BEGIN Excerpted records

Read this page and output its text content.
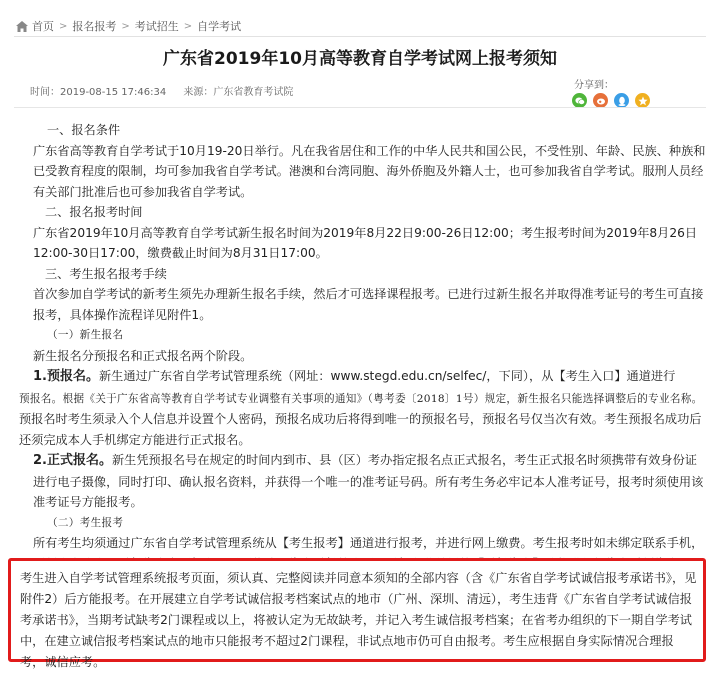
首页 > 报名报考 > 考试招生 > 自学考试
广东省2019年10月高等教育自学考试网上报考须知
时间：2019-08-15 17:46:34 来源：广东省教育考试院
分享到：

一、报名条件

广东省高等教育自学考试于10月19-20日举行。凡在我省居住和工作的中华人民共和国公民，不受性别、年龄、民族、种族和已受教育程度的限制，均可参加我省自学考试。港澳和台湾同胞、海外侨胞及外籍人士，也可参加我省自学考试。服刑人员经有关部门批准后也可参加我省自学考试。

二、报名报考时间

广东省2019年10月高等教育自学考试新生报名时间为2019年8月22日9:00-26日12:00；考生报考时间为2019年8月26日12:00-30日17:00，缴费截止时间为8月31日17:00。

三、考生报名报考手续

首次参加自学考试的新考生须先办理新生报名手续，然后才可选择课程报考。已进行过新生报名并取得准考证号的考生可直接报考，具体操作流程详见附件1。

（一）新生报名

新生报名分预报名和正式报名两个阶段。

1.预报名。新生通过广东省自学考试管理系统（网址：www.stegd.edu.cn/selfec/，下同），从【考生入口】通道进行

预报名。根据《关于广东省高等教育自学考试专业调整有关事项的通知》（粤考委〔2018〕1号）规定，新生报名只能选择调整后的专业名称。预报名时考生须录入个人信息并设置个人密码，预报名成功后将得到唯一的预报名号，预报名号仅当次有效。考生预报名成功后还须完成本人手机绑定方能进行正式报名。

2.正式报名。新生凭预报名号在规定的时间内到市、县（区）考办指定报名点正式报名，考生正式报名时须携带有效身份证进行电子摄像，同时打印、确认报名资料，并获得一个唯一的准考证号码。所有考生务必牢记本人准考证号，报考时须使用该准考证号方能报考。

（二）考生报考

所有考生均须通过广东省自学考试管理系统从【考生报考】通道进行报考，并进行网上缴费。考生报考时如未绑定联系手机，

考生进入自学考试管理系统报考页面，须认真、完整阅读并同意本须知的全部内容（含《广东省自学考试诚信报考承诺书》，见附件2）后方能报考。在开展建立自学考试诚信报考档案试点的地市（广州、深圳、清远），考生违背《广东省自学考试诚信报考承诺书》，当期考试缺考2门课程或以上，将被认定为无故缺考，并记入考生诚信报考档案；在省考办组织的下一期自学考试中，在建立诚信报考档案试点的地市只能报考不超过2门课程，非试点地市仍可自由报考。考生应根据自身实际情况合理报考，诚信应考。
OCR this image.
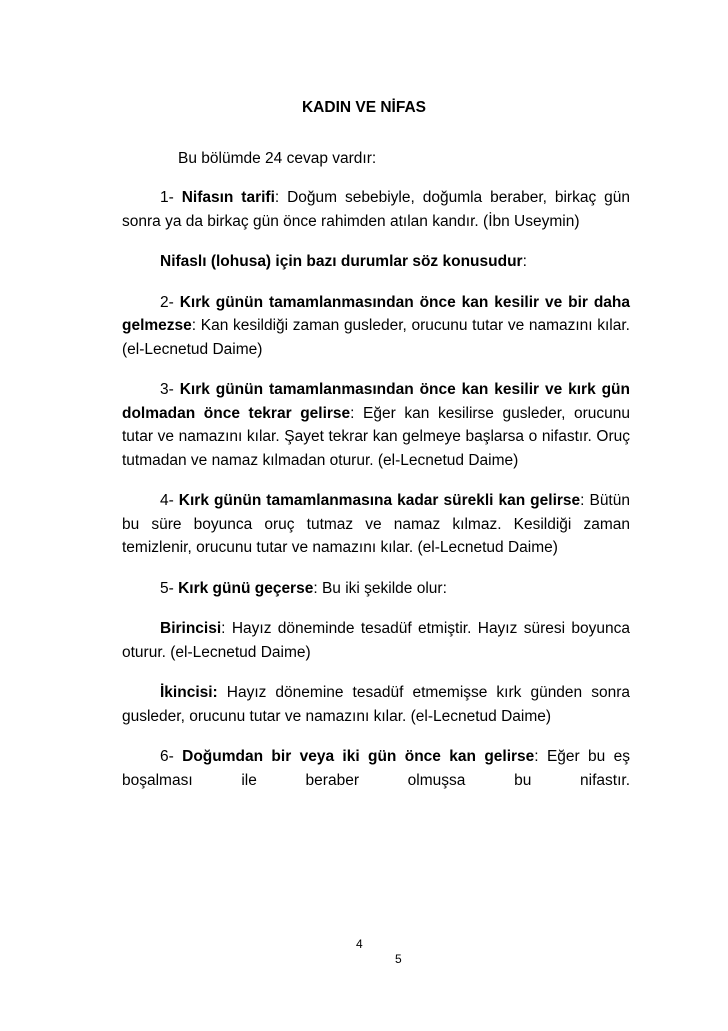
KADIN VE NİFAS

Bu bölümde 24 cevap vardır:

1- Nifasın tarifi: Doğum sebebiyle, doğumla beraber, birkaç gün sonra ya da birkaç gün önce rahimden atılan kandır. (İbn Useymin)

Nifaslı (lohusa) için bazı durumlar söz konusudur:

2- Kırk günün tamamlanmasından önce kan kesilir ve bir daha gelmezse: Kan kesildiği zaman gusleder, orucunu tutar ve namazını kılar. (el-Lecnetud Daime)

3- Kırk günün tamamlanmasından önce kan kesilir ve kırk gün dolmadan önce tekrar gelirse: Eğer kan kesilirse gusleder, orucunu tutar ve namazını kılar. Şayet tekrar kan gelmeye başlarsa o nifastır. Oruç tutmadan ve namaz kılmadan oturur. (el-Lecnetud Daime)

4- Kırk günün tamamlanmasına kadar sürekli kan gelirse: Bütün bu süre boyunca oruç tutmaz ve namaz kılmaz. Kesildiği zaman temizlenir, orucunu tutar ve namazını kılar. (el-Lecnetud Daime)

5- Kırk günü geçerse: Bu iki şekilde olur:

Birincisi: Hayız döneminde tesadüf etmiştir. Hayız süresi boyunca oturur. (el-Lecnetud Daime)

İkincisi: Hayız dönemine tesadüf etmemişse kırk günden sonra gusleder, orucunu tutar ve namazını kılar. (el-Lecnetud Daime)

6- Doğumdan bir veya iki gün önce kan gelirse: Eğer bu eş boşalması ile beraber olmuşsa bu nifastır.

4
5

END Excerpted records
BEGIN Excerpted records

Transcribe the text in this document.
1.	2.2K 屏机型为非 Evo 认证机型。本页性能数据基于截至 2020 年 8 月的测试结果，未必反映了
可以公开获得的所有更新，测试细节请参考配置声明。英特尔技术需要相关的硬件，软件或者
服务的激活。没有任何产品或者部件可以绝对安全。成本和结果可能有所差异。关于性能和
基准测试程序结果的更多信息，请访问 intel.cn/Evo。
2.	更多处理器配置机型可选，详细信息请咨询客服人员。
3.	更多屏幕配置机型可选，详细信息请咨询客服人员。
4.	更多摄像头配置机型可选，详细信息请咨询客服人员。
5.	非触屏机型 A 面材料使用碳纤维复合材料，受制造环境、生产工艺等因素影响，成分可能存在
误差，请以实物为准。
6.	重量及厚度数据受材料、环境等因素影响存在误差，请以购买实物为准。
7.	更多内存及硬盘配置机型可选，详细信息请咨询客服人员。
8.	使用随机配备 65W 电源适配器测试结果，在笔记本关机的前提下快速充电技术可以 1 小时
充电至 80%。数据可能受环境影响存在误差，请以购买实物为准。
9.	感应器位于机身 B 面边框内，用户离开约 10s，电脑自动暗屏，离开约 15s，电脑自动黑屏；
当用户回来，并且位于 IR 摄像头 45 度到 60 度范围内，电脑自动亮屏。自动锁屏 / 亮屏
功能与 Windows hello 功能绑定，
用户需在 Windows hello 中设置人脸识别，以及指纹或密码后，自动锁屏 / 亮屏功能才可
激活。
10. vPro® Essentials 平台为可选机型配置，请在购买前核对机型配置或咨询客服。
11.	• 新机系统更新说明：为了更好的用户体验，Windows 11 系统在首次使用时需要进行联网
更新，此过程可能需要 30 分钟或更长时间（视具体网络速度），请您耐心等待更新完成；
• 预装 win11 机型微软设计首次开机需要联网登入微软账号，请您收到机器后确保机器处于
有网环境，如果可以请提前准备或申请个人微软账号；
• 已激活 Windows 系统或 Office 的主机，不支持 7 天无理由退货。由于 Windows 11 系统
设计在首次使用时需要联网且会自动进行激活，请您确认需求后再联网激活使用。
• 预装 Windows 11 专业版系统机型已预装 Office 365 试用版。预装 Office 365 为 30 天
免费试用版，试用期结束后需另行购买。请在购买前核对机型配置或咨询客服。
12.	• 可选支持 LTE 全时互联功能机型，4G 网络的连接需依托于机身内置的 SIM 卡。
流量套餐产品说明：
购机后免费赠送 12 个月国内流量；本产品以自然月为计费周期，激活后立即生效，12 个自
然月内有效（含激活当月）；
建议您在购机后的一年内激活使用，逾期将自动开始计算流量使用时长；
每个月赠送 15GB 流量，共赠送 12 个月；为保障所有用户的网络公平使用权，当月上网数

END Excerpted records

*Description of the task*.
Determine how many lines of the listing above include the word "请在购买前核对机型配置或咨询客服", and report that number only.

*Exercise output*.
2